[Dataset entries]
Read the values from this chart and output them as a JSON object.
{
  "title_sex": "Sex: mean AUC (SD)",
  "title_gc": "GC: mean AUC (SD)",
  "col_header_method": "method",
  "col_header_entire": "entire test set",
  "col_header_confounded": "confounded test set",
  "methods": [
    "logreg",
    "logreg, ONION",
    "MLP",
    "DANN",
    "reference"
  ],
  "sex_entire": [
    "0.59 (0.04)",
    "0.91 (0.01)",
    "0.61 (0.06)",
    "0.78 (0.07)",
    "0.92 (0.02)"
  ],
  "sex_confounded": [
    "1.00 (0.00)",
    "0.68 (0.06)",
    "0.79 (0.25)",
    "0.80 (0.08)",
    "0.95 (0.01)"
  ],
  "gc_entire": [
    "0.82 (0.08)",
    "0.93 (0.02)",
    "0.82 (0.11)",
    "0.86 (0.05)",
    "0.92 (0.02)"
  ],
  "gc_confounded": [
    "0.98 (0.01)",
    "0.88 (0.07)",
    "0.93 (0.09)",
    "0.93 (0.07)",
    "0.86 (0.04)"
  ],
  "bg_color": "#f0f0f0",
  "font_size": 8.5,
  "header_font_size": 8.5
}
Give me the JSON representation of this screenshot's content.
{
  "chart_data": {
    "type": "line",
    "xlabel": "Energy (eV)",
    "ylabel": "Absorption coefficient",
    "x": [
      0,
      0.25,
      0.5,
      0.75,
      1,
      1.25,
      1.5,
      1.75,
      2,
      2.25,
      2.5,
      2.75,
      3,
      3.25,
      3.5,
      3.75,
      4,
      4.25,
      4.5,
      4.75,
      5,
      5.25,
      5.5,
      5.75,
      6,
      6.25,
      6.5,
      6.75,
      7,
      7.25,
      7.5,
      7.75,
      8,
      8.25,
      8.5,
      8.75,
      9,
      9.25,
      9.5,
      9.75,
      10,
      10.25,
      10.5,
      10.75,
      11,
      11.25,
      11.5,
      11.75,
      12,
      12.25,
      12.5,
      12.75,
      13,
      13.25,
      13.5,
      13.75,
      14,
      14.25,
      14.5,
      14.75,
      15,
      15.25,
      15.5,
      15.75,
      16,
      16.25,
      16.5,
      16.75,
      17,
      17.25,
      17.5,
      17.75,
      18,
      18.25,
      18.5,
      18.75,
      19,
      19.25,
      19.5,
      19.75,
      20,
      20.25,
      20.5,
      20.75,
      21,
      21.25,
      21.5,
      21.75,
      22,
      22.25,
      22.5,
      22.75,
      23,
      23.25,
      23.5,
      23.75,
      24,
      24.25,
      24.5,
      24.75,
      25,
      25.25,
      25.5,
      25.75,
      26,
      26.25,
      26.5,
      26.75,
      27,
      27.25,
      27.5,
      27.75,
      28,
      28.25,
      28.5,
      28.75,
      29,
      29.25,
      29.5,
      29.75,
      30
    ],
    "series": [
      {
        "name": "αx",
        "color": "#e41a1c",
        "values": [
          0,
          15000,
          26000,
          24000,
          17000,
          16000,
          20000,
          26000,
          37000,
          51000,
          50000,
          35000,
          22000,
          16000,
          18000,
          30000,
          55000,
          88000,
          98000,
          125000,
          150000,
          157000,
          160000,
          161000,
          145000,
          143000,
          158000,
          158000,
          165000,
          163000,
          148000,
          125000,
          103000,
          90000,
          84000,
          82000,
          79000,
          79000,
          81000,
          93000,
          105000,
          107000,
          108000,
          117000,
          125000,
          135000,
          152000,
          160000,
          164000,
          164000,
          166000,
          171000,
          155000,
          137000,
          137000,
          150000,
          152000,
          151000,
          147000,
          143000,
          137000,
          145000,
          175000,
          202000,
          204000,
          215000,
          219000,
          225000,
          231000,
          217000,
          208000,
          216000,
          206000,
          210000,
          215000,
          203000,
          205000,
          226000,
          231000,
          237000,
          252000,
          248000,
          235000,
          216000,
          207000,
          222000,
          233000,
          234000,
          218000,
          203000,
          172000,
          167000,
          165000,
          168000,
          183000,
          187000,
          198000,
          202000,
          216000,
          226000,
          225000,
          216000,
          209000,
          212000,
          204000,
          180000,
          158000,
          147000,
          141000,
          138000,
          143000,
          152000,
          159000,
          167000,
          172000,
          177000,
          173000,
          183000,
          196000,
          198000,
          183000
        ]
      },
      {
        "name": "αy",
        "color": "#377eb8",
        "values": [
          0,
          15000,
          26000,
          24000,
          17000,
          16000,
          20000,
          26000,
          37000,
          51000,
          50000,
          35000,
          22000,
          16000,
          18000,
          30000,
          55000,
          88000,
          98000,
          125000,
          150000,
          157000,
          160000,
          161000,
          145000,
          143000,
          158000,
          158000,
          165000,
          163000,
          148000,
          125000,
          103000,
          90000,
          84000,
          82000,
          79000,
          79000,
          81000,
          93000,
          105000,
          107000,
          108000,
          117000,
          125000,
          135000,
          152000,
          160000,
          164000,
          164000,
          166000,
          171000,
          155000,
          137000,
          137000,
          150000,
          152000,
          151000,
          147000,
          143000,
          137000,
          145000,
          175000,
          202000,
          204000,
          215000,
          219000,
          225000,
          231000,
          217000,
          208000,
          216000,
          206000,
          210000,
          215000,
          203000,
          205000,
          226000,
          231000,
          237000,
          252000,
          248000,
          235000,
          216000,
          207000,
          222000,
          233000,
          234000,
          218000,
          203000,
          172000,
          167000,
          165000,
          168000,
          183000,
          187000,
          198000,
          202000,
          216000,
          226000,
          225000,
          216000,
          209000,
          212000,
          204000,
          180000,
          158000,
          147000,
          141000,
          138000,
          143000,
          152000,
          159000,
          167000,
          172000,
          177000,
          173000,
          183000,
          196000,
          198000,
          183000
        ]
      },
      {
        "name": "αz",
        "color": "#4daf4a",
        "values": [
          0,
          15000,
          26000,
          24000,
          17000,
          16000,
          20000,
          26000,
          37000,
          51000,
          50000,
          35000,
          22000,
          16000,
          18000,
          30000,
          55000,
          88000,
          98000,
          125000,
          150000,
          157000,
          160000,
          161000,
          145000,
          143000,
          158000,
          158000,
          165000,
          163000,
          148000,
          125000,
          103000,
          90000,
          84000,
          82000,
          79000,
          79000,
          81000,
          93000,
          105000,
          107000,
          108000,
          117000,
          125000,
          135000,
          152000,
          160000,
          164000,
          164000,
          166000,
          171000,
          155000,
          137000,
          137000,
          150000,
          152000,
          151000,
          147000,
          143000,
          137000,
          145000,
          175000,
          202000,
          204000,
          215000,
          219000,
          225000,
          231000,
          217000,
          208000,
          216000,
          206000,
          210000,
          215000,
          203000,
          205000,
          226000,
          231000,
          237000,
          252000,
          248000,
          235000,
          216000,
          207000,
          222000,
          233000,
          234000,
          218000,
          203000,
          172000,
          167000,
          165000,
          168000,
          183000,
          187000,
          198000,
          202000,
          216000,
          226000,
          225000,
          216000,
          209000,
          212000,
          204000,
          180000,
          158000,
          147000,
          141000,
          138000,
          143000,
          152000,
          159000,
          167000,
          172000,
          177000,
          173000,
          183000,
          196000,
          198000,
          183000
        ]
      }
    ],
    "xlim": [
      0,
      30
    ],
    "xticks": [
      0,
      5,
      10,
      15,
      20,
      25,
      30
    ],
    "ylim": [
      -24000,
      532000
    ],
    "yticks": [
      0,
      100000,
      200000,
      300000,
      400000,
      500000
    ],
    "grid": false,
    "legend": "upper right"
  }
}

> _INSTRUCTION_:
Copy every line that contains the string "mean".

> _THE COMPLETED TASK_:
  "title_sex": "Sex: mean AUC (SD)",
  "title_gc": "GC: mean AUC (SD)",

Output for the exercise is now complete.